### Try it
Each entry below is to be transcribed exactly.

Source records
####################

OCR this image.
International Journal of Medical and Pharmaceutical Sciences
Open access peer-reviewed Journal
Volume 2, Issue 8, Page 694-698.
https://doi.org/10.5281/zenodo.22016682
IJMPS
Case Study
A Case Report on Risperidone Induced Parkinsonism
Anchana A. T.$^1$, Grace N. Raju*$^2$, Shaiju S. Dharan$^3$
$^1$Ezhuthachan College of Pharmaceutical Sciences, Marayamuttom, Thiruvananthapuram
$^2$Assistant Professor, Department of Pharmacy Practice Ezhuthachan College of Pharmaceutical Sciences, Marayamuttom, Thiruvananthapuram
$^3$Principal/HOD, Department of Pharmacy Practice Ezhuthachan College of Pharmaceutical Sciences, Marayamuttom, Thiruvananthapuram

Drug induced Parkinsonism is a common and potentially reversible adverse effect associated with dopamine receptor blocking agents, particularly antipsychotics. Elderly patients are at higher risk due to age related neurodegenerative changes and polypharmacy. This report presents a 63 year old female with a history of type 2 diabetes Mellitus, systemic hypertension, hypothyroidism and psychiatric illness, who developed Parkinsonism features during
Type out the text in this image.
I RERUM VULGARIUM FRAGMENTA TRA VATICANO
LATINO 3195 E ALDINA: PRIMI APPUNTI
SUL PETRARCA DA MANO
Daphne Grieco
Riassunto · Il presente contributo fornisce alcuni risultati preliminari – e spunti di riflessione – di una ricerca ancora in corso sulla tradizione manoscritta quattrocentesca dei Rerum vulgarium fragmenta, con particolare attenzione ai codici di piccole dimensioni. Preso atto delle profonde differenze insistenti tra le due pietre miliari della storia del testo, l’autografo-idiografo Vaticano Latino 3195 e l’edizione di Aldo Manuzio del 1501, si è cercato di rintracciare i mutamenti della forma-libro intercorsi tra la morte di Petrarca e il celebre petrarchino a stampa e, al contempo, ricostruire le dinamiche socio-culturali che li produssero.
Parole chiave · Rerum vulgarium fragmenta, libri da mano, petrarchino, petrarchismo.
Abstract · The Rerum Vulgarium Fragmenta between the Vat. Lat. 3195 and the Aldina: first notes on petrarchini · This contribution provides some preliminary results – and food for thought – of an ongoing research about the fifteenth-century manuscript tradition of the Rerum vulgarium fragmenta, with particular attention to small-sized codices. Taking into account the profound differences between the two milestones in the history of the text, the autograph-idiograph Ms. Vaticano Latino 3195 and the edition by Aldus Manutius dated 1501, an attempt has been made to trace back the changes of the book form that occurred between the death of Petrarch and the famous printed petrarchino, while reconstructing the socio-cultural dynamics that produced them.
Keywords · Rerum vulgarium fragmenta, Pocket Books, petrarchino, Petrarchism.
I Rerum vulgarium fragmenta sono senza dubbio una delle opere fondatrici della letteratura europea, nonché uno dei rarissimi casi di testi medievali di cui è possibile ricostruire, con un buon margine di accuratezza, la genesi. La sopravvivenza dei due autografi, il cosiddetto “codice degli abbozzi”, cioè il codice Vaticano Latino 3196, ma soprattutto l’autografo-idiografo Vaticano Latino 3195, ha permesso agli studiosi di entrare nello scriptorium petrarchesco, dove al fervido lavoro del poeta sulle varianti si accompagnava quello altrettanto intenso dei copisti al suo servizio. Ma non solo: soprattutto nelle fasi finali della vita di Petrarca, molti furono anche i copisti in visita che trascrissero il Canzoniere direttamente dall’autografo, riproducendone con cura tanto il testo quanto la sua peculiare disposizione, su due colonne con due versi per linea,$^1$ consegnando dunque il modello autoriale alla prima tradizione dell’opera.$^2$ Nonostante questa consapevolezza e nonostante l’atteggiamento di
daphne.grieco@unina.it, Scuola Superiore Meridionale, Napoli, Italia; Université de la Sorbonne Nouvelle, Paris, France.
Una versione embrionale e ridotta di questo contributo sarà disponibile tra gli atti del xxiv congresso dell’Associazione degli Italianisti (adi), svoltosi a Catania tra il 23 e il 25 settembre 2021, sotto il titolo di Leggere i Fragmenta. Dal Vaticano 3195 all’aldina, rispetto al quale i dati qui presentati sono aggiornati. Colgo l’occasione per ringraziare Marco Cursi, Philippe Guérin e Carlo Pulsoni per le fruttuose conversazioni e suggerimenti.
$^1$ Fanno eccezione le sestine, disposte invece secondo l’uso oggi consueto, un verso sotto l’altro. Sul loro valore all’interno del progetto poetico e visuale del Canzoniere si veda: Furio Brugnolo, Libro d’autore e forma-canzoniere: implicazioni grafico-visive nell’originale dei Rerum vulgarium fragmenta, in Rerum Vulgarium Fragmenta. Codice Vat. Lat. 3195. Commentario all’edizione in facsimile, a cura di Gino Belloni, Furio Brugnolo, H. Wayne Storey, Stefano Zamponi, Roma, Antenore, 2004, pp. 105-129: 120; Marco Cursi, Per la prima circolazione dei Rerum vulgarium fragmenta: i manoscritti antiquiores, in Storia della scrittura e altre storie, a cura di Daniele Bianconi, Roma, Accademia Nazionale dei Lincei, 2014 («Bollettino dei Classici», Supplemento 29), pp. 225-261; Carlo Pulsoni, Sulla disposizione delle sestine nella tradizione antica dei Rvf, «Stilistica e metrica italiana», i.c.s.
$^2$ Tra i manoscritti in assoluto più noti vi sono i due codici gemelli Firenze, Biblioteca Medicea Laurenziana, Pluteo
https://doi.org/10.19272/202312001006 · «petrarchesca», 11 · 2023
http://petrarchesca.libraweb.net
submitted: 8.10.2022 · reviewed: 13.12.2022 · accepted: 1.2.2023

####################

### Exercise response
OCR this image.
International Journal of Medical and Pharmaceutical Sciences
Open access peer-reviewed Journal
Volume 2, Issue 8, Page 694-698.
https://doi.org/10.5281/zenodo.22016682
IJMPS
Case Study
A Case Report on Risperidone Induced Parkinsonism
Anchana A. T.$^1$, Grace N. Raju*$^2$, Shaiju S. Dharan$^3$
$^1$Ezhuthachan College of Pharmaceutical Sciences, Marayamuttom, Thiruvananthapuram
$^2$Assistant Professor, Department of Pharmacy Practice Ezhuthachan College of Pharmaceutical Sciences, Marayamuttom, Thiruvananthapuram
$^3$Principal/HOD, Department of Pharmacy Practice Ezhuthachan College of Pharmaceutical Sciences, Marayamuttom, Thiruvananthapuram

Drug induced Parkinsonism is a common and potentially reversible adverse effect associated with dopamine receptor blocking agents, particularly antipsychotics. Elderly patients are at higher risk due to age related neurodegenerative changes and polypharmacy. This report presents a 63 year old female with a history of type 2 diabetes Mellitus, systemic hypertension, hypothyroidism and psychiatric illness, who developed Parkinsonism features during
Type out the text in this image.
I RERUM VULGARIUM FRAGMENTA TRA VATICANO
LATINO 3195 E ALDINA: PRIMI APPUNTI
SUL PETRARCA DA MANO
Daphne Grieco
Riassunto · Il presente contributo fornisce alcuni risultati preliminari – e spunti di riflessione – di una ricerca ancora in corso sulla tradizione manoscritta quattrocentesca dei Rerum vulgarium fragmenta, con particolare attenzione ai codici di piccole dimensioni. Preso atto delle profonde differenze insistenti tra le due pietre miliari della storia del testo, l’autografo-idiografo Vaticano Latino 3195 e l’edizione di Aldo Manuzio del 1501, si è cercato di rintracciare i mutamenti della forma-libro intercorsi tra la morte di Petrarca e il celebre petrarchino a stampa e, al contempo, ricostruire le dinamiche socio-culturali che li produssero.
Parole chiave · Rerum vulgarium fragmenta, libri da mano, petrarchino, petrarchismo.
Abstract · The Rerum Vulgarium Fragmenta between the Vat. Lat. 3195 and the Aldina: first notes on petrarchini · This contribution provides some preliminary results – and food for thought – of an ongoing research about the fifteenth-century manuscript tradition of the Rerum vulgarium fragmenta, with particular attention to small-sized codices. Taking into account the profound differences between the two milestones in the history of the text, the autograph-idiograph Ms. Vaticano Latino 3195 and the edition by Aldus Manutius dated 1501, an attempt has been made to trace back the changes of the book form that occurred between the death of Petrarch and the famous printed petrarchino, while reconstructing the socio-cultural dynamics that produced them.
Keywords · Rerum vulgarium fragmenta, Pocket Books, petrarchino, Petrarchism.
I Rerum vulgarium fragmenta sono senza dubbio una delle opere fondatrici della letteratura europea, nonché uno dei rarissimi casi di testi medievali di cui è possibile ricostruire, con un buon margine di accuratezza, la genesi. La sopravvivenza dei due autografi, il cosiddetto “codice degli abbozzi”, cioè il codice Vaticano Latino 3196, ma soprattutto l’autografo-idiografo Vaticano Latino 3195, ha permesso agli studiosi di entrare nello scriptorium petrarchesco, dove al fervido lavoro del poeta sulle varianti si accompagnava quello altrettanto intenso dei copisti al suo servizio. Ma non solo: soprattutto nelle fasi finali della vita di Petrarca, molti furono anche i copisti in visita che trascrissero il Canzoniere direttamente dall’autografo, riproducendone con cura tanto il testo quanto la sua peculiare disposizione, su due colonne con due versi per linea,$^1$ consegnando dunque il modello autoriale alla prima tradizione dell’opera.$^2$ Nonostante questa consapevolezza e nonostante l’atteggiamento di
daphne.grieco@unina.it, Scuola Superiore Meridionale, Napoli, Italia; Université de la Sorbonne Nouvelle, Paris, France.
Una versione embrionale e ridotta di questo contributo sarà disponibile tra gli atti del xxiv congresso dell’Associazione degli Italianisti (adi), svoltosi a Catania tra il 23 e il 25 settembre 2021, sotto il titolo di Leggere i Fragmenta. Dal Vaticano 3195 all’aldina, rispetto al quale i dati qui presentati sono aggiornati. Colgo l’occasione per ringraziare Marco Cursi, Philippe Guérin e Carlo Pulsoni per le fruttuose conversazioni e suggerimenti.
$^1$ Fanno eccezione le sestine, disposte invece secondo l’uso oggi consueto, un verso sotto l’altro. Sul loro valore all’interno del progetto poetico e visuale del Canzoniere si veda: Furio Brugnolo, Libro d’autore e forma-canzoniere: implicazioni grafico-visive nell’originale dei Rerum vulgarium fragmenta, in Rerum Vulgarium Fragmenta. Codice Vat. Lat. 3195. Commentario all’edizione in facsimile, a cura di Gino Belloni, Furio Brugnolo, H. Wayne Storey, Stefano Zamponi, Roma, Antenore, 2004, pp. 105-129: 120; Marco Cursi, Per la prima circolazione dei Rerum vulgarium fragmenta: i manoscritti antiquiores, in Storia della scrittura e altre storie, a cura di Daniele Bianconi, Roma, Accademia Nazionale dei Lincei, 2014 («Bollettino dei Classici», Supplemento 29), pp. 225-261; Carlo Pulsoni, Sulla disposizione delle sestine nella tradizione antica dei Rvf, «Stilistica e metrica italiana», i.c.s.
$^2$ Tra i manoscritti in assoluto più noti vi sono i due codici gemelli Firenze, Biblioteca Medicea Laurenziana, Pluteo
https://doi.org/10.19272/202312001006 · «petrarchesca», 11 · 2023
http://petrarchesca.libraweb.net
submitted: 8.10.2022 · reviewed: 13.12.2022 · accepted: 1.2.2023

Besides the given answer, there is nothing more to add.